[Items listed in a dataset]
--------------------------------
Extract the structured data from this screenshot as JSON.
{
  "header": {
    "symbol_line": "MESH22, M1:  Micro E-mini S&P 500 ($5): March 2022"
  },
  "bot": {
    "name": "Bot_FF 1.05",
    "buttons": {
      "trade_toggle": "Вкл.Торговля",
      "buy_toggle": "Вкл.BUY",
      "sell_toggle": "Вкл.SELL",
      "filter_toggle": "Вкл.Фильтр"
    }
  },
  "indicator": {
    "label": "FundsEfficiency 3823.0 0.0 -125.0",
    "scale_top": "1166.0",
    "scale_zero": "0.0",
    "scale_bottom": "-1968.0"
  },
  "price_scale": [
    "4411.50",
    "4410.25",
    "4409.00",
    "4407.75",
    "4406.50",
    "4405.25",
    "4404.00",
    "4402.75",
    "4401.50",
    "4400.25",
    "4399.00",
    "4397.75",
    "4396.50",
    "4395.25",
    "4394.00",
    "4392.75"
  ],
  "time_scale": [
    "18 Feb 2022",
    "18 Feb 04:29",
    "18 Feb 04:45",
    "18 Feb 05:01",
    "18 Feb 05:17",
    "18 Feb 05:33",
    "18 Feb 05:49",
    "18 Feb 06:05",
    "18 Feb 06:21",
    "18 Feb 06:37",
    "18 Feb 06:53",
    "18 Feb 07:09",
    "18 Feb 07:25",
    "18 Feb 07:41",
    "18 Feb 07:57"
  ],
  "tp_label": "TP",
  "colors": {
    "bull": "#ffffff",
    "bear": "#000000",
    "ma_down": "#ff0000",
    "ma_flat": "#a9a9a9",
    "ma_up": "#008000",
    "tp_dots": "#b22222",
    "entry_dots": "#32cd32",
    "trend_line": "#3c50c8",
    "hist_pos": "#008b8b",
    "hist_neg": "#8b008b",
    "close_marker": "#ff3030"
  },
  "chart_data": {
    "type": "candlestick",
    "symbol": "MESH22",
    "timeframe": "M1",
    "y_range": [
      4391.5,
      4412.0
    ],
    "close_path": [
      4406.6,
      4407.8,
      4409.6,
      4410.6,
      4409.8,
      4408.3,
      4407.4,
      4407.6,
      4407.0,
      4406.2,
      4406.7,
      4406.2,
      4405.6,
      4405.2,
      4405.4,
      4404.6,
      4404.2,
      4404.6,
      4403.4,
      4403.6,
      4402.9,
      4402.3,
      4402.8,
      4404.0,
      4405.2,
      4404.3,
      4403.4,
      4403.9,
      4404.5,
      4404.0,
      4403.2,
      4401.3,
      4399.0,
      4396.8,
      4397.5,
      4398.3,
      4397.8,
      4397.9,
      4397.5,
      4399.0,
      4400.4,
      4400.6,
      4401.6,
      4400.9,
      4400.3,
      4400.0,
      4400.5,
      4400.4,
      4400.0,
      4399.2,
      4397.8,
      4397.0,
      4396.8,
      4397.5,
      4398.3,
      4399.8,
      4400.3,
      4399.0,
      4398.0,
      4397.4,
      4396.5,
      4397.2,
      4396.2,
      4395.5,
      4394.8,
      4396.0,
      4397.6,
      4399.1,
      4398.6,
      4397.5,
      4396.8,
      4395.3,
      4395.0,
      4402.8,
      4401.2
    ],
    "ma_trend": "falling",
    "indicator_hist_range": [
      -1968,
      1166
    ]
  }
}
--------------------------------
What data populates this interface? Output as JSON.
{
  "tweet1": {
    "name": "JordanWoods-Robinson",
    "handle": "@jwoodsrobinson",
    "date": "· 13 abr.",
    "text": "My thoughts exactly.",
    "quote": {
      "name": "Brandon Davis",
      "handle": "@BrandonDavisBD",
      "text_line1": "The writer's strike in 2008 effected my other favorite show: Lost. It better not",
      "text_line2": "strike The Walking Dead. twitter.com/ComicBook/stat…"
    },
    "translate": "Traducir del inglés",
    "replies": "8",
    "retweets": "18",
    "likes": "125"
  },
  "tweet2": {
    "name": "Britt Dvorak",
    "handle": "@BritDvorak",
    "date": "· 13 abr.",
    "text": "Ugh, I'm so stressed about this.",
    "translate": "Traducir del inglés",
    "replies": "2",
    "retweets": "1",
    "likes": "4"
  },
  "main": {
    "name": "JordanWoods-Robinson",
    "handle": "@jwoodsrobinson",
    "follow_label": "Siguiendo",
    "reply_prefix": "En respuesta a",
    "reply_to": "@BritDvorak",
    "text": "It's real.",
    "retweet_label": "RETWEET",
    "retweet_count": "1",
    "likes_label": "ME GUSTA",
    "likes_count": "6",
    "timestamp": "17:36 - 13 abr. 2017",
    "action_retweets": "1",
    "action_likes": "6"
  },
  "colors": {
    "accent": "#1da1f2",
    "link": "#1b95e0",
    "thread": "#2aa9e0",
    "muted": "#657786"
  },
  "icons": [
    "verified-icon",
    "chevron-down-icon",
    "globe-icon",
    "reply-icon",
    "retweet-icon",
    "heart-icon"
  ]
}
--------------------------------
Aim of the task.
Exactly how many lines of the listing above contain the string "this"? Give no more than the number.

In response.
3